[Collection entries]
--
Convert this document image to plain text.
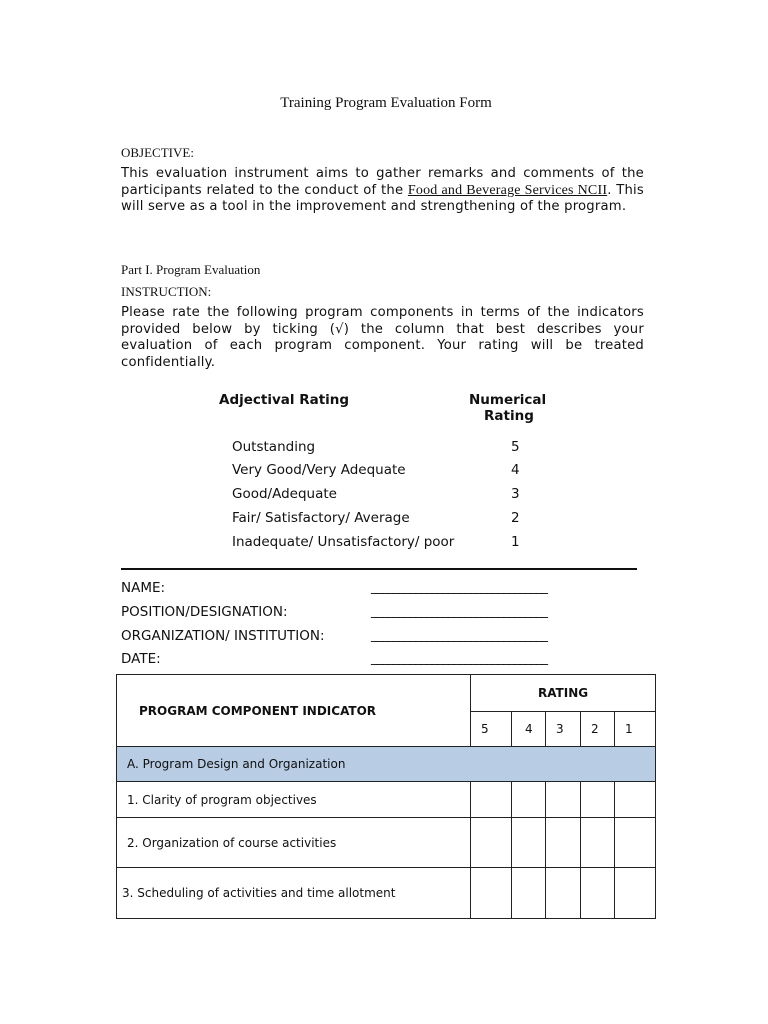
Training Program Evaluation Form
OBJECTIVE:
This evaluation instrument aims to gather remarks and comments of the participants related to the conduct of the Food and Beverage Services NCII. This will serve as a tool in the improvement and strengthening of the program.
Part I. Program Evaluation
INSTRUCTION:
Please rate the following program components in terms of the indicators provided below by ticking (√) the column that best describes your evaluation of each program component. Your rating will be treated confidentially.
Adjectival Rating	Numerical
Rating
Outstanding	5
Very Good/Very Adequate	4
Good/Adequate	3
Fair/ Satisfactory/ Average	2
Inadequate/ Unsatisfactory/ poor	1
NAME:	________________________________
POSITION/DESIGNATION:	________________________________
ORGANIZATION/ INSTITUTION:	________________________________
DATE:	________________________________
PROGRAM COMPONENT INDICATOR	RATING				
	5	4	3	2	1
A. Program Design and Organization					
1. Clarity of program objectives					
2. Organization of course activities					
3. Scheduling of activities and time allotment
--
Pictures are not part of the copy; reproduce everything else in the records exactly.

▸ ANSWER BELOW
Convert this document image to plain text.
Training Program Evaluation Form
OBJECTIVE:
This evaluation instrument aims to gather remarks and comments of the participants related to the conduct of the Food and Beverage Services NCII. This will serve as a tool in the improvement and strengthening of the program.
Part I. Program Evaluation
INSTRUCTION:
Please rate the following program components in terms of the indicators provided below by ticking (√) the column that best describes your evaluation of each program component. Your rating will be treated confidentially.
Adjectival Rating	Numerical
Rating
Outstanding	5
Very Good/Very Adequate	4
Good/Adequate	3
Fair/ Satisfactory/ Average	2
Inadequate/ Unsatisfactory/ poor	1
NAME:	________________________________
POSITION/DESIGNATION:	________________________________
ORGANIZATION/ INSTITUTION:	________________________________
DATE:	________________________________
PROGRAM COMPONENT INDICATOR	RATING				
	5	4	3	2	1
A. Program Design and Organization					
1. Clarity of program objectives					
2. Organization of course activities					
3. Scheduling of activities and time allotment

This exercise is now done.